What is expected:
Count how many lines include "structured" and answer with that number only.

Source data:

::::::::::

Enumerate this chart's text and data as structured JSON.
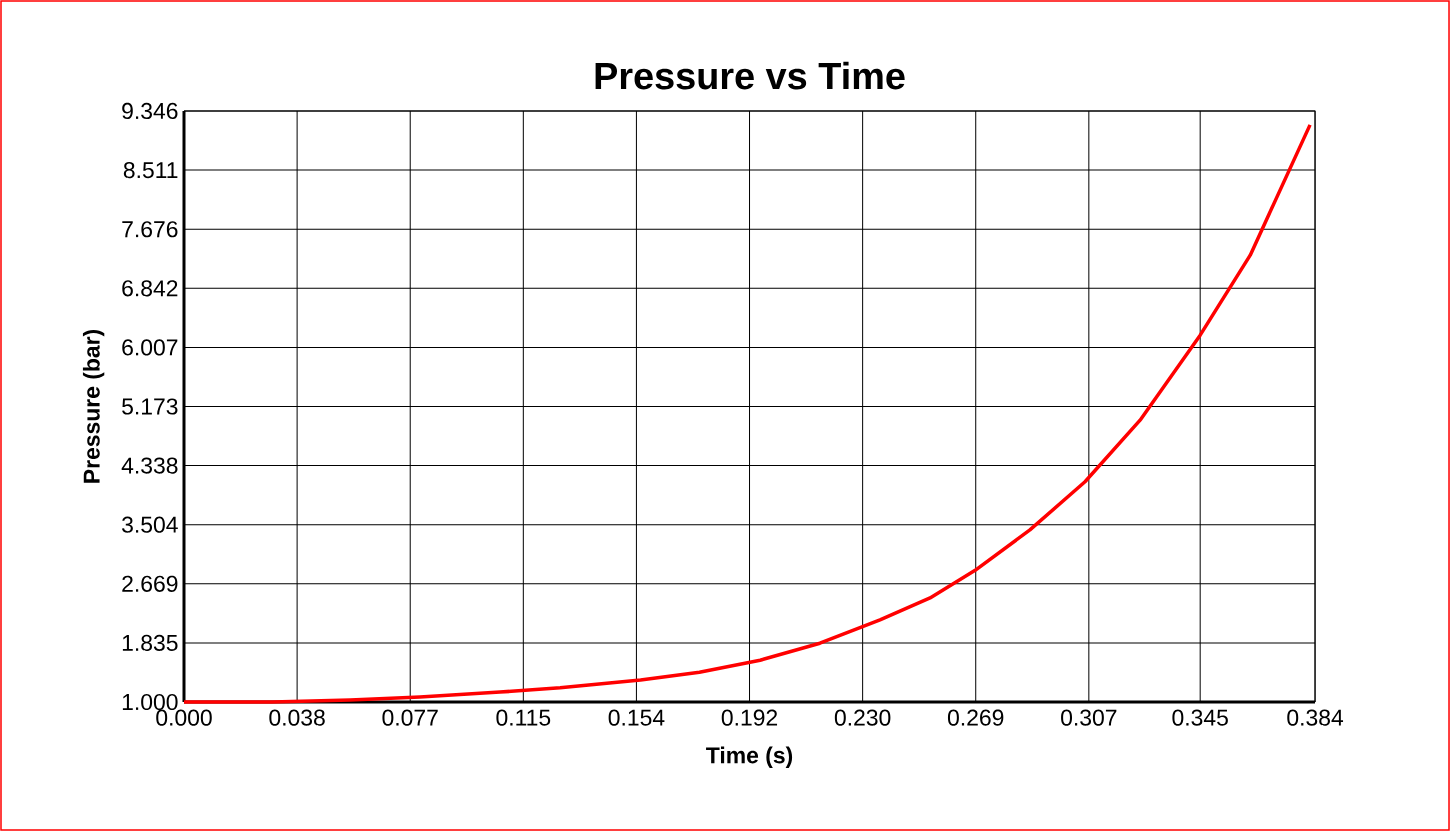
{
  "chart_data": {
    "type": "line",
    "title": "Pressure vs Time",
    "xlabel": "Time (s)",
    "ylabel": "Pressure (bar)",
    "x": [
      0,
      0.03,
      0.0564,
      0.0801,
      0.1073,
      0.1277,
      0.155,
      0.175,
      0.1956,
      0.2159,
      0.2363,
      0.2533,
      0.2686,
      0.2872,
      0.3059,
      0.3246,
      0.345,
      0.362,
      0.3823
    ],
    "series": [
      {
        "color": "#ff0000",
        "values": [
          1.0,
          1.0,
          1.03,
          1.07,
          1.14,
          1.2,
          1.31,
          1.42,
          1.59,
          1.83,
          2.16,
          2.47,
          2.86,
          3.43,
          4.11,
          4.98,
          6.18,
          7.31,
          9.15
        ]
      }
    ],
    "xlim": [
      0,
      0.384
    ],
    "ylim": [
      1.0,
      9.346
    ],
    "xticks": [
      {
        "value": 0,
        "label": "0.000"
      },
      {
        "value": 0.0384,
        "label": "0.038"
      },
      {
        "value": 0.0768,
        "label": "0.077"
      },
      {
        "value": 0.1152,
        "label": "0.115"
      },
      {
        "value": 0.1536,
        "label": "0.154"
      },
      {
        "value": 0.192,
        "label": "0.192"
      },
      {
        "value": 0.2304,
        "label": "0.230"
      },
      {
        "value": 0.2688,
        "label": "0.269"
      },
      {
        "value": 0.3072,
        "label": "0.307"
      },
      {
        "value": 0.345,
        "label": "0.345"
      },
      {
        "value": 0.384,
        "label": "0.384"
      }
    ],
    "yticks": [
      {
        "value": 1.0,
        "label": "1.000"
      },
      {
        "value": 1.8346,
        "label": "1.835"
      },
      {
        "value": 2.6692,
        "label": "2.669"
      },
      {
        "value": 3.5038,
        "label": "3.504"
      },
      {
        "value": 4.3384,
        "label": "4.338"
      },
      {
        "value": 5.173,
        "label": "5.173"
      },
      {
        "value": 6.007,
        "label": "6.007"
      },
      {
        "value": 6.8422,
        "label": "6.842"
      },
      {
        "value": 7.676,
        "label": "7.676"
      },
      {
        "value": 8.5114,
        "label": "8.511"
      },
      {
        "value": 9.346,
        "label": "9.346"
      }
    ],
    "grid": true,
    "legend": false,
    "marker": "none",
    "line_style": "solid"
  }
}
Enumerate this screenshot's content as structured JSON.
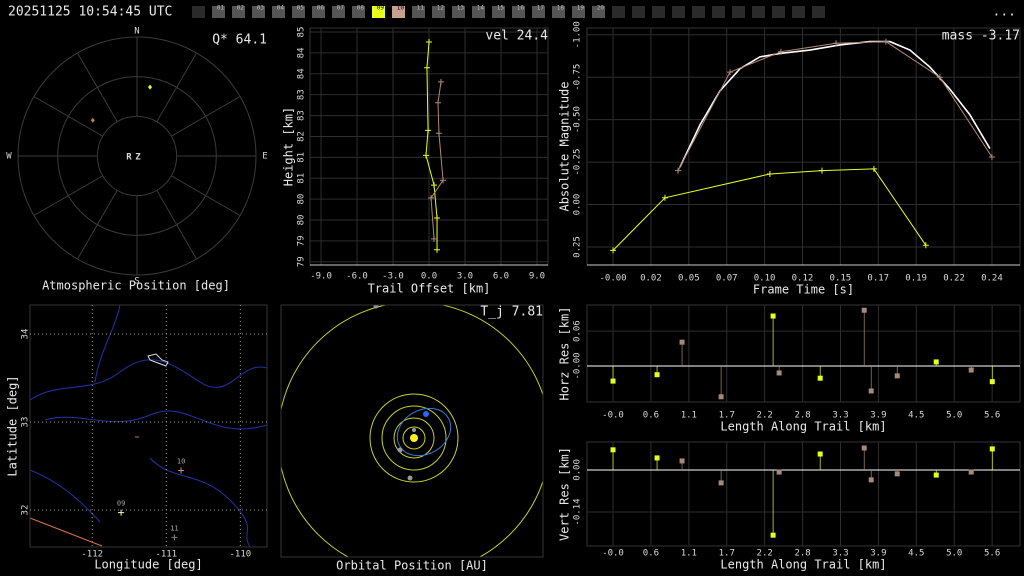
{
  "header": {
    "timestamp": "20251125 10:54:45 UTC",
    "menu": "...",
    "cameras": [
      {
        "label": "01",
        "color": "#555555"
      },
      {
        "label": "02",
        "color": "#555555"
      },
      {
        "label": "03",
        "color": "#555555"
      },
      {
        "label": "04",
        "color": "#555555"
      },
      {
        "label": "05",
        "color": "#555555"
      },
      {
        "label": "06",
        "color": "#555555"
      },
      {
        "label": "07",
        "color": "#555555"
      },
      {
        "label": "08",
        "color": "#555555"
      },
      {
        "label": "09",
        "color": "#e8ff1e"
      },
      {
        "label": "10",
        "color": "#c8a090"
      },
      {
        "label": "11",
        "color": "#555555"
      },
      {
        "label": "12",
        "color": "#555555"
      },
      {
        "label": "13",
        "color": "#555555"
      },
      {
        "label": "14",
        "color": "#555555"
      },
      {
        "label": "15",
        "color": "#555555"
      },
      {
        "label": "16",
        "color": "#555555"
      },
      {
        "label": "17",
        "color": "#555555"
      },
      {
        "label": "18",
        "color": "#555555"
      },
      {
        "label": "19",
        "color": "#555555"
      },
      {
        "label": "20",
        "color": "#555555"
      }
    ]
  },
  "chart_data": [
    {
      "type": "polar",
      "xlabel": "Atmospheric Position [deg]",
      "annotation": "Q* 64.1",
      "directions": [
        "N",
        "E",
        "S",
        "W"
      ],
      "center_labels": [
        "R",
        "Z"
      ],
      "rlim": [
        0,
        90
      ],
      "series": [
        {
          "color": "#e8ff1e",
          "azimuth": [
            10.7
          ],
          "zenith": [
            53
          ]
        },
        {
          "color": "#c07850",
          "azimuth": [
            309
          ],
          "zenith": [
            43
          ]
        }
      ]
    },
    {
      "type": "line",
      "annotation": "vel 24.4",
      "xlabel": "Trail Offset [km]",
      "ylabel": "Height [km]",
      "grid": true,
      "xlim": [
        -9.92,
        9.92
      ],
      "xticks": [
        {
          "value": -9,
          "label": "-9.0"
        },
        {
          "value": -6,
          "label": "-6.0"
        },
        {
          "value": -3,
          "label": "-3.0"
        },
        {
          "value": 0,
          "label": "0.0"
        },
        {
          "value": 3,
          "label": "3.0"
        },
        {
          "value": 6,
          "label": "6.0"
        },
        {
          "value": 9,
          "label": "9.0"
        }
      ],
      "ylim": [
        78.8,
        84.7
      ],
      "yticks": [
        {
          "value": 84.6,
          "label": "85"
        },
        {
          "value": 84.08,
          "label": "84"
        },
        {
          "value": 83.56,
          "label": "84"
        },
        {
          "value": 83.04,
          "label": "83"
        },
        {
          "value": 82.52,
          "label": "83"
        },
        82,
        {
          "value": 81.48,
          "label": "81"
        },
        {
          "value": 80.96,
          "label": "81"
        },
        {
          "value": 80.44,
          "label": "80"
        },
        {
          "value": 79.92,
          "label": "80"
        },
        {
          "value": 79.4,
          "label": "79"
        },
        {
          "value": 78.88,
          "label": "79"
        }
      ],
      "series": [
        {
          "color": "#e8ff1e",
          "markers": true,
          "x": [
            0,
            -0.17,
            -0.08,
            -0.25,
            0.42,
            0.67,
            0.67
          ],
          "values": [
            84.35,
            83.71,
            82.15,
            81.53,
            80.79,
            79.97,
            79.18
          ]
        },
        {
          "color": "#b08878",
          "markers": true,
          "x": [
            1.0,
            0.75,
            0.83,
            1.17,
            0.17,
            0.42
          ],
          "values": [
            83.36,
            82.84,
            82.08,
            80.91,
            80.47,
            79.45
          ]
        }
      ]
    },
    {
      "type": "line",
      "annotation": "mass -3.17",
      "xlabel": "Frame Time [s]",
      "ylabel": "Absolute Magnitude",
      "grid": true,
      "xlim": [
        -0.0167,
        0.261
      ],
      "xticks": [
        {
          "value": 0,
          "label": "-0.00"
        },
        {
          "value": 0.0243,
          "label": "0.02"
        },
        {
          "value": 0.0486,
          "label": "0.05"
        },
        {
          "value": 0.0729,
          "label": "0.07"
        },
        {
          "value": 0.0972,
          "label": "0.10"
        },
        {
          "value": 0.1215,
          "label": "0.12"
        },
        {
          "value": 0.1458,
          "label": "0.15"
        },
        {
          "value": 0.1701,
          "label": "0.17"
        },
        {
          "value": 0.1944,
          "label": "0.19"
        },
        {
          "value": 0.2187,
          "label": "0.22"
        },
        {
          "value": 0.243,
          "label": "0.24"
        }
      ],
      "ylim": [
        0.356,
        -1.04
      ],
      "yticks": [
        {
          "value": -1,
          "label": "-1.00"
        },
        -0.75,
        {
          "value": -0.5,
          "label": "-0.50"
        },
        -0.25,
        {
          "value": 0,
          "label": "0.00"
        },
        0.25
      ],
      "series": [
        {
          "color": "#ffffff",
          "markers": false,
          "x": [
            0.0429,
            0.0558,
            0.0686,
            0.0814,
            0.0942,
            0.1071,
            0.1263,
            0.1455,
            0.1647,
            0.1776,
            0.1904,
            0.2032,
            0.216,
            0.2288,
            0.2417
          ],
          "values": [
            -0.22,
            -0.47,
            -0.67,
            -0.8,
            -0.87,
            -0.89,
            -0.91,
            -0.94,
            -0.96,
            -0.96,
            -0.91,
            -0.81,
            -0.68,
            -0.53,
            -0.33
          ]
        },
        {
          "color": "#b08878",
          "markers": true,
          "x": [
            0.0417,
            0.075,
            0.1077,
            0.143,
            0.175,
            0.2096,
            0.243
          ],
          "values": [
            -0.2,
            -0.78,
            -0.9,
            -0.95,
            -0.96,
            -0.75,
            -0.28
          ]
        },
        {
          "color": "#e8ff1e",
          "markers": true,
          "x": [
            0,
            0.0333,
            0.1006,
            0.134,
            0.1673,
            0.2006
          ],
          "values": [
            0.27,
            -0.04,
            -0.18,
            -0.2,
            -0.21,
            0.24
          ]
        }
      ]
    },
    {
      "type": "map",
      "xlabel": "Longitude [deg]",
      "ylabel": "Latitude [deg]",
      "grid": true,
      "grid_style": "dotted",
      "xlim": [
        -112.84,
        -109.64
      ],
      "xticks": [
        -112,
        -111,
        -110
      ],
      "ylim": [
        31.58,
        34.33
      ],
      "yticks": [
        32,
        33,
        34
      ],
      "stations": [
        {
          "label": "09",
          "color": "#f4ffc0",
          "lon": -111.61,
          "lat": 31.97
        },
        {
          "label": "10",
          "color": "#d08a6a",
          "lon": -110.8,
          "lat": 32.45
        },
        {
          "label": "11",
          "color": "#808080",
          "lon": -110.89,
          "lat": 31.69
        }
      ]
    },
    {
      "type": "orbit",
      "xlabel": "Orbital Position [AU]",
      "annotation": "T_j 7.81"
    },
    {
      "type": "stem",
      "xlabel": "Length Along Trail [km]",
      "ylabel": "Horz Res [km]",
      "grid": true,
      "xlim": [
        -0.383,
        5.99
      ],
      "xticks": [
        {
          "value": 0,
          "label": "-0.0"
        },
        {
          "value": 0.558,
          "label": "0.6"
        },
        {
          "value": 1.116,
          "label": "1.1"
        },
        {
          "value": 1.674,
          "label": "1.7"
        },
        {
          "value": 2.232,
          "label": "2.2"
        },
        {
          "value": 2.79,
          "label": "2.8"
        },
        {
          "value": 3.348,
          "label": "3.3"
        },
        {
          "value": 3.906,
          "label": "3.9"
        },
        {
          "value": 4.464,
          "label": "4.5"
        },
        {
          "value": 5.022,
          "label": "5.0"
        },
        {
          "value": 5.58,
          "label": "5.6"
        }
      ],
      "ylim": [
        -0.062,
        0.105
      ],
      "yticks": [
        0.06,
        {
          "value": 0,
          "label": "-0.00"
        }
      ],
      "series": [
        {
          "color": "#e8ff1e",
          "x": [
            0,
            0.648,
            2.356,
            3.049,
            4.757,
            5.582
          ],
          "values": [
            -0.026,
            -0.015,
            0.086,
            -0.021,
            0.007,
            -0.027
          ]
        },
        {
          "color": "#a88878",
          "x": [
            1.016,
            1.591,
            2.445,
            3.697,
            3.8,
            4.183,
            5.272
          ],
          "values": [
            0.041,
            -0.053,
            -0.012,
            0.096,
            -0.043,
            -0.017,
            -0.007
          ]
        }
      ]
    },
    {
      "type": "stem",
      "xlabel": "Length Along Trail [km]",
      "ylabel": "Vert Res [km]",
      "grid": true,
      "xlim": [
        -0.383,
        5.99
      ],
      "xticks": [
        {
          "value": 0,
          "label": "-0.0"
        },
        {
          "value": 0.558,
          "label": "0.6"
        },
        {
          "value": 1.116,
          "label": "1.1"
        },
        {
          "value": 1.674,
          "label": "1.7"
        },
        {
          "value": 2.232,
          "label": "2.2"
        },
        {
          "value": 2.79,
          "label": "2.8"
        },
        {
          "value": 3.348,
          "label": "3.3"
        },
        {
          "value": 3.906,
          "label": "3.9"
        },
        {
          "value": 4.464,
          "label": "4.5"
        },
        {
          "value": 5.022,
          "label": "5.0"
        },
        {
          "value": 5.58,
          "label": "5.6"
        }
      ],
      "ylim": [
        -0.253,
        0.093
      ],
      "yticks": [
        {
          "value": 0,
          "label": "0.00"
        },
        -0.14
      ],
      "series": [
        {
          "color": "#e8ff1e",
          "x": [
            0,
            0.648,
            2.356,
            3.049,
            4.757,
            5.582
          ],
          "values": [
            0.067,
            0.04,
            -0.217,
            0.053,
            -0.017,
            0.07
          ]
        },
        {
          "color": "#a88878",
          "x": [
            1.016,
            1.591,
            2.445,
            3.697,
            3.8,
            4.183,
            5.272
          ],
          "values": [
            0.03,
            -0.043,
            -0.007,
            0.073,
            -0.033,
            -0.013,
            -0.007
          ]
        }
      ]
    }
  ]
}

::::::::::

Written answer:
2